• [TRAVAIL DEMANDÉ]:
1. Restituez le passage de l'extrait sur les directives compris entre « Quant aux règlements » et « vertical ou horizontal. », bornes incluses.
2. Reprenez, s'il vous plaît, les lignes du listing comprises entre celle qui contient « washlet-side — [290, 568, 481, 600] » et celle qui contient « plan-view: 695 — [163, 150, 506, 385] », incluses, en remplaçant « cistern-side » par « cistern-lateral » et sans rien modifier d'autre.

• [EXTRAIT DU DOCUMENT]:
● ● ● ●

Quant aux règlements communautaires, l’article 288 du traité sur le fonctionnement de l’Union prévoit que les dispositions des règlements sont directement applicables dans tout état membre. Cet effet direct peut, en fonction de la question traitée, vertical ou horizontal.

c) les directives

Article 288, les directives ont comme destinataires uniquement les états membres. Elles créent à la charge des états une obligation de résultat tout en leur laissant le choix des moyens. Si une directive est correctement transposée par l’état, les particuliers peuvent ensuite invoquer les dispositions du droit national qui ont opérées la transposition de la directive. Dans la logique du traité, la directive n’a pas normalement d’effet direct. Pourtant, la CJCE a reconnu dans un arrêt « Van Duyn du 4 décembre 1974 », qu’il est possible dans certains cas, pour les dispositions d’une directive, de produire un effet direct. (Mme Van Duyn, ressortissant hollandaise, membre de l’église de la scientologie, s’est vue refusée l’entrée au RU. Les autorités britanniques estimaient en effet que l’appartenance à la Scientologie pouvait représenter une menace à l’ordre public. La requérante a alors invoqué les dispositions d’une directive adoptée en 1964 qui offre des garanties de fond et de procédure aux travailleurs communautaires qui font l’objet d’une mesure d’ordre public. Le juge britannique a saisi la CJCE par le biais du renvoi préjudiciel. La Cour a donné une réponse positive en estimant que le traité reconnaissait un effet contraignant à la directive, cet effet serait affaibli si les particuliers étaient empêchés de se prévaloir d’une directive devant les tribunaux nationaux). Dans cet arrêt ont été définies les conditions de l’effet direct d’une disposition d’une directive: clarté, précision et inconditionnalité. L’effet direct fonctionne comme un substitut au défaut, de la part de l’état, de se conformer à son obligation de transposition:

  • l’état n’a pas transposé une directive
  • l’état n’a pas correctement transposé une directive
  • l’état a retardé la transposition

Dans ces hypothèses, l’effet direct reconnu par la Cour offre un remède, c’est un moyen d’obtenir par voie judiciaire que les états respectent leur obligation de transposer correctement et intégralement une directive. C’est cette logique qui explique la limite que connait l’effet direct des directives: l’effet direct peut être seulement vertical. Plus précisément, les dispositions claires, précises et inconditionnelles d’une directive peuvent être invoquées par un particulier devant les tribunaux nationaux à l’encontre de l’état qui est responsable du défaut de transposition (= effet vertical ascendant = particuliers / état). En revanche, la directive n’est pas transposable par les états membres à l’encontre d’un particulier (= effet vertical descendant = état / particuliers). La directive ne peut pas être invoquée par un particulier contre un autre particulier (effet horizontal). La Cour a affirmé cette exclusion de l’effet horizontal des directives dans l’arrêt Marshall du 26 février 1986. Selon la Cour, une directive ne peut pas, par elle-même, créer d’obligations dans le chef d’un particulier. Par conséquent, une disposition d’une directive ne peut être invoquée en tant que telle à l’encontre d’un particulier. Cette position a été confirmée par un arrêt du 14 juillet 1974 Faccini Dori. Selon la Cour, lorsqu’une directive n’a pas d’effet direct, il existe malgré tout, une obligation d’interprétation du droit national par le juge national à la lumière du texte et de la finalité de la directive. Les juridictions nationales doivent toujours tenter d’interpréter le droit national en conformité avec la directive. Cette obligation d’interprétation conforme a été énoncée pour la première fois dans un « arrêt du 13 novembre 1990, Marleasing ». La Cour applique les mêmes critères aux dispositions des accords extérieurs conclus par l’Union et, à quelques exceptions près, la Cour refuse l’effet direct des dispositions de l’OMC.

● ● ● ●

• [DONNÉES À TRAITER]:
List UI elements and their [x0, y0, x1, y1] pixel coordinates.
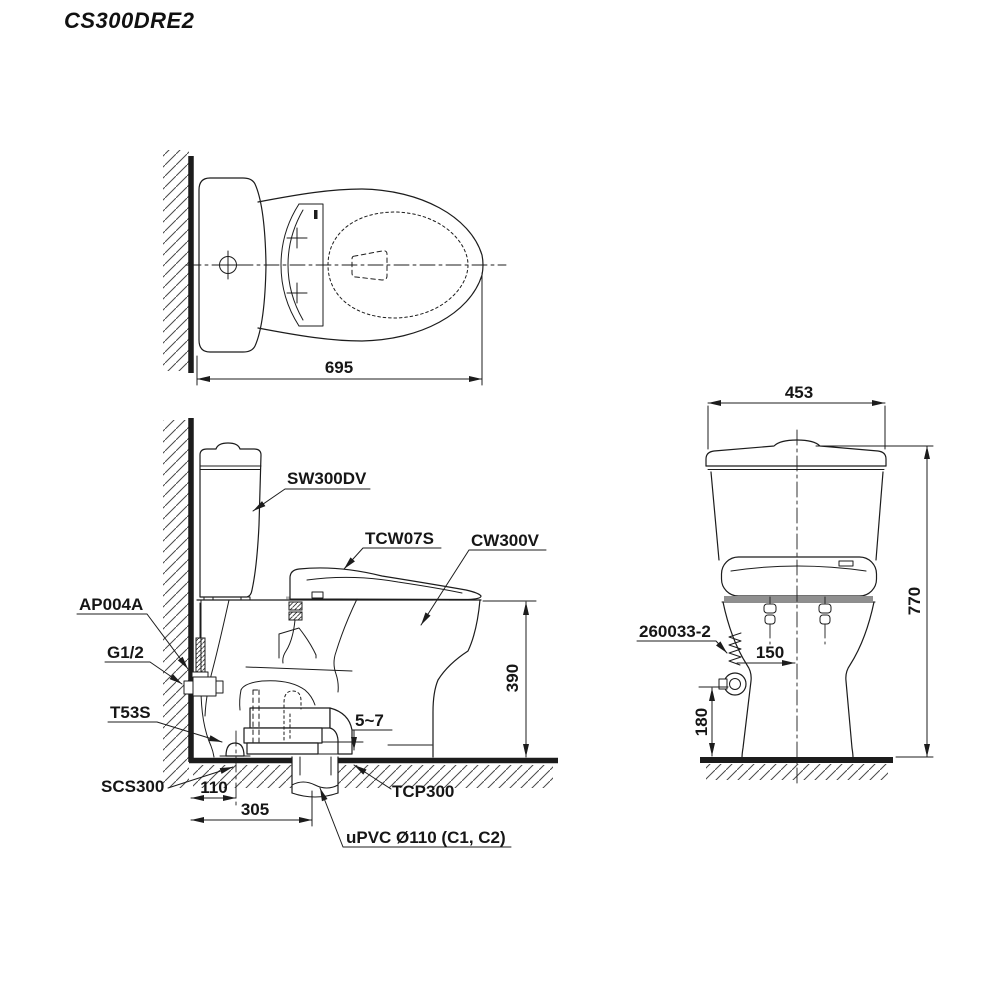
washlet-side — [290, 568, 481, 600]
dim-gap: 5~7 — [355, 711, 384, 730]
dim-695-group: 695 — [197, 273, 482, 385]
cistern-side — [200, 443, 261, 600]
label-inlet-pipe: AP004A — [79, 595, 143, 614]
label-floor-flange: SCS300 — [101, 777, 164, 796]
front-leaders: 260033-2 — [637, 622, 727, 653]
plan-view: 695 — [163, 150, 506, 385]
side-view: 390 5~7 110 305 SW300DV TCW07S — [77, 418, 558, 847]
seat-front — [722, 557, 877, 602]
label-floor-fixing: T53S — [110, 703, 151, 722]
dim-height: 770 — [905, 587, 924, 615]
label-cistern: SW300DV — [287, 469, 367, 488]
seat-bolts — [764, 597, 831, 644]
front-view: 453 770 150 180 260033-2 — [637, 383, 933, 786]
dim-390-group: 390 — [483, 601, 536, 757]
label-thread: G1/2 — [107, 643, 144, 662]
dim-overall-depth: 695 — [325, 358, 353, 377]
drawing-sheet: CS300DRE2 — [0, 0, 1000, 1000]
dim-453-group: 453 — [708, 383, 885, 449]
label-washlet: TCW07S — [365, 529, 434, 548]
bowl-profile — [433, 600, 480, 757]
dim-width: 453 — [785, 383, 813, 402]
floor-front — [700, 760, 893, 780]
supply-hose-front — [719, 633, 746, 695]
cistern-front — [706, 440, 886, 560]
dim-180-group: 180 — [692, 687, 728, 756]
label-bowl: CW300V — [471, 531, 540, 550]
dim-valve-offset: 150 — [756, 643, 784, 662]
dim-valve-height: 180 — [692, 708, 711, 736]
dim-150-group: 150 — [737, 643, 795, 663]
dim-bowl-height: 390 — [503, 664, 522, 692]
label-outlet-socket: TCP300 — [392, 782, 454, 801]
technical-drawing: 695 — [0, 0, 1000, 1000]
wall-section — [163, 150, 191, 373]
dim-fixing-offset: 110 — [200, 778, 227, 797]
dim-drain-offset: 305 — [241, 800, 269, 819]
label-drain-pipe: uPVC Ø110 (C1, C2) — [346, 828, 506, 847]
label-supply-hose: 260033-2 — [639, 622, 711, 641]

● ● ● ●

• [RÉSULTATS ATTENDUS]:
1.
Quant aux règlements communautaires, l’article 288 du traité sur le fonctionnement de l’Union prévoit que les dispositions des règlements sont directement applicables dans tout état membre. Cet effet direct peut, en fonction de la question traitée, vertical ou horizontal.

2.
washlet-side — [290, 568, 481, 600]
dim-gap: 5~7 — [355, 711, 384, 730]
dim-695-group: 695 — [197, 273, 482, 385]
cistern-lateral — [200, 443, 261, 600]
label-inlet-pipe: AP004A — [79, 595, 143, 614]
label-floor-flange: SCS300 — [101, 777, 164, 796]
front-leaders: 260033-2 — [637, 622, 727, 653]
plan-view: 695 — [163, 150, 506, 385]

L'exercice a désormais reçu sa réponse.